■ **Work to be completed**
State how many lines in the listing below include the word "banks", and add nothing besides the number.

Records from a dataset:
· · · ·

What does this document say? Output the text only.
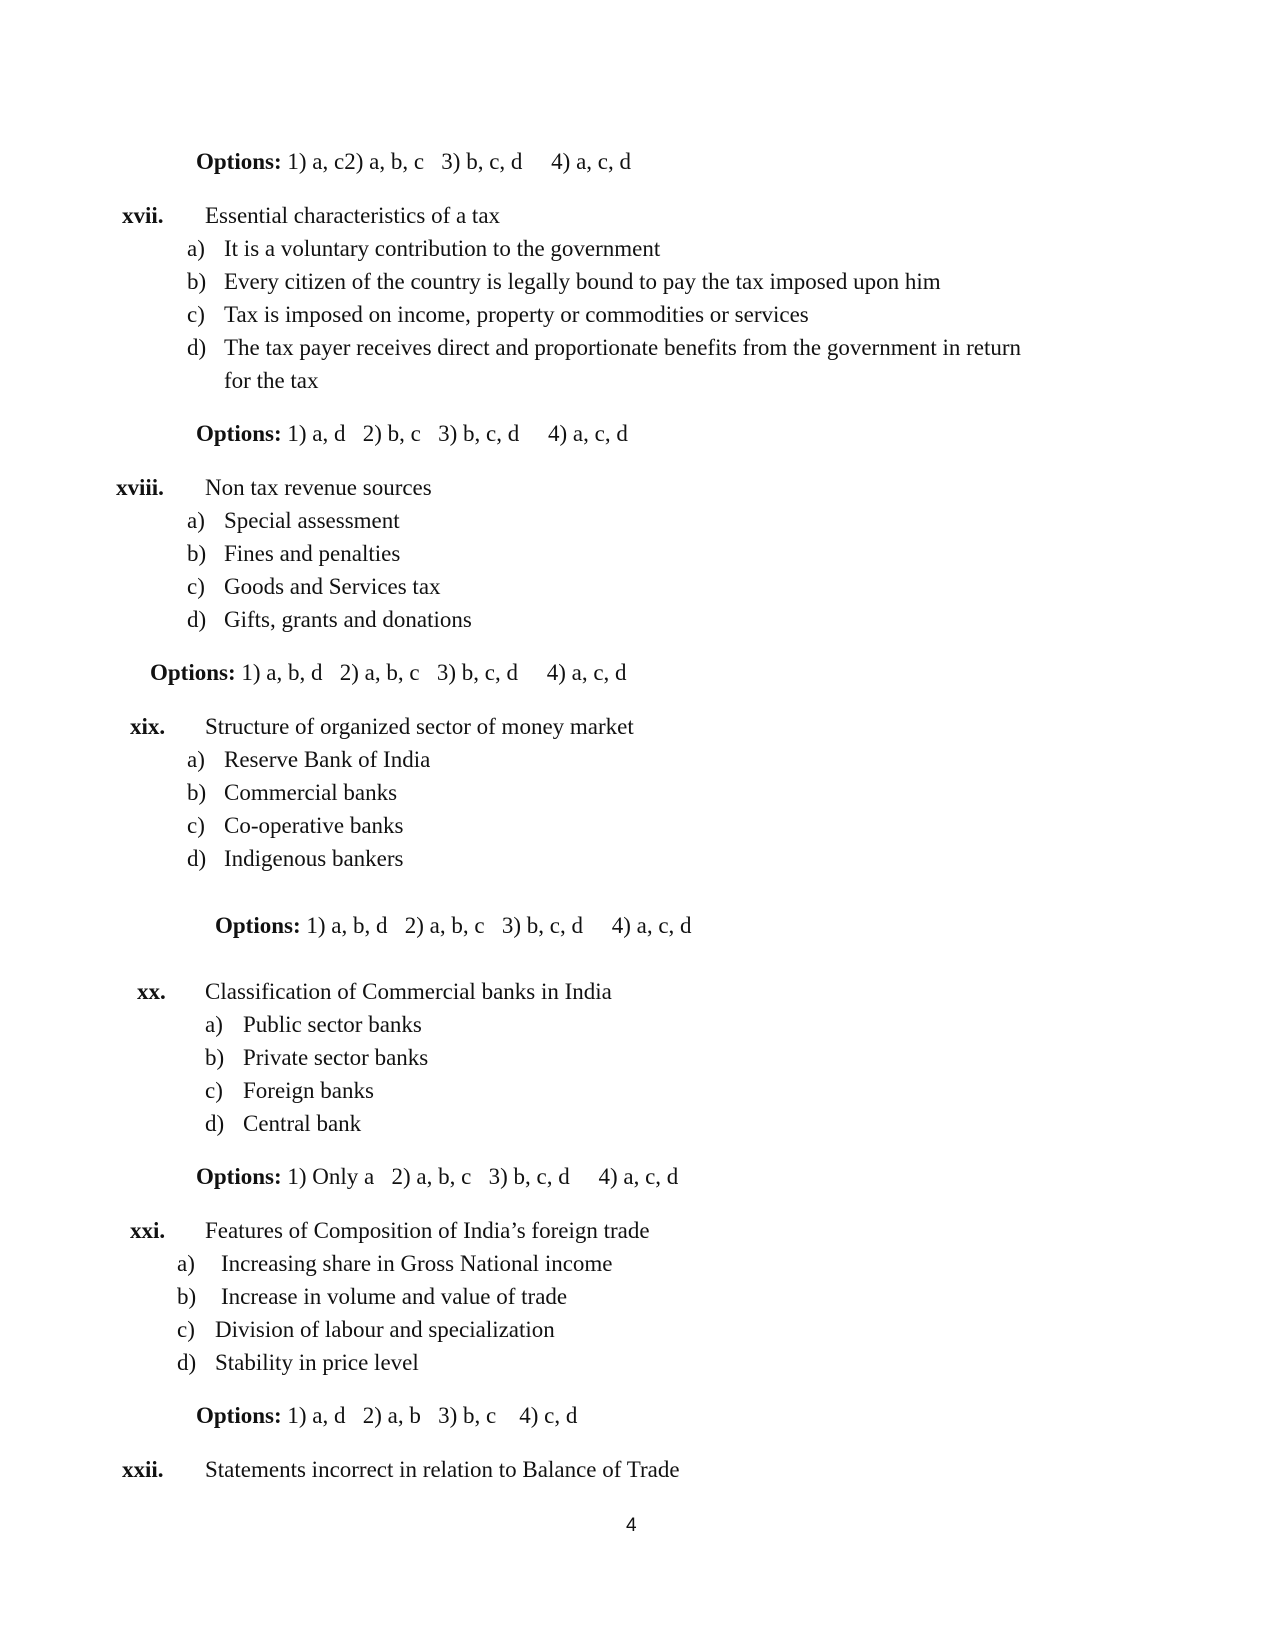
Options: 1) a, c2) a, b, c   3) b, c, d     4) a, c, d
xvii. Essential characteristics of a tax
a) It is a voluntary contribution to the government
b) Every citizen of the country is legally bound to pay the tax imposed upon him
c) Tax is imposed on income, property or commodities or services
d) The tax payer receives direct and proportionate benefits from the government in return
for the tax
Options: 1) a, d   2) b, c   3) b, c, d     4) a, c, d
xviii. Non tax revenue sources
a) Special assessment
b) Fines and penalties
c) Goods and Services tax
d) Gifts, grants and donations
Options: 1) a, b, d   2) a, b, c   3) b, c, d     4) a, c, d
xix. Structure of organized sector of money market
a) Reserve Bank of India
b) Commercial banks
c) Co-operative banks
d) Indigenous bankers
Options: 1) a, b, d   2) a, b, c   3) b, c, d     4) a, c, d
xx. Classification of Commercial banks in India
a) Public sector banks
b) Private sector banks
c) Foreign banks
d) Central bank
Options: 1) Only a   2) a, b, c   3) b, c, d     4) a, c, d
xxi. Features of Composition of India’s foreign trade
a) Increasing share in Gross National income
b) Increase in volume and value of trade
c) Division of labour and specialization
d) Stability in price level
Options: 1) a, d   2) a, b   3) b, c    4) c, d
xxii. Statements incorrect in relation to Balance of Trade
4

· · · ·

■ **Task output**
6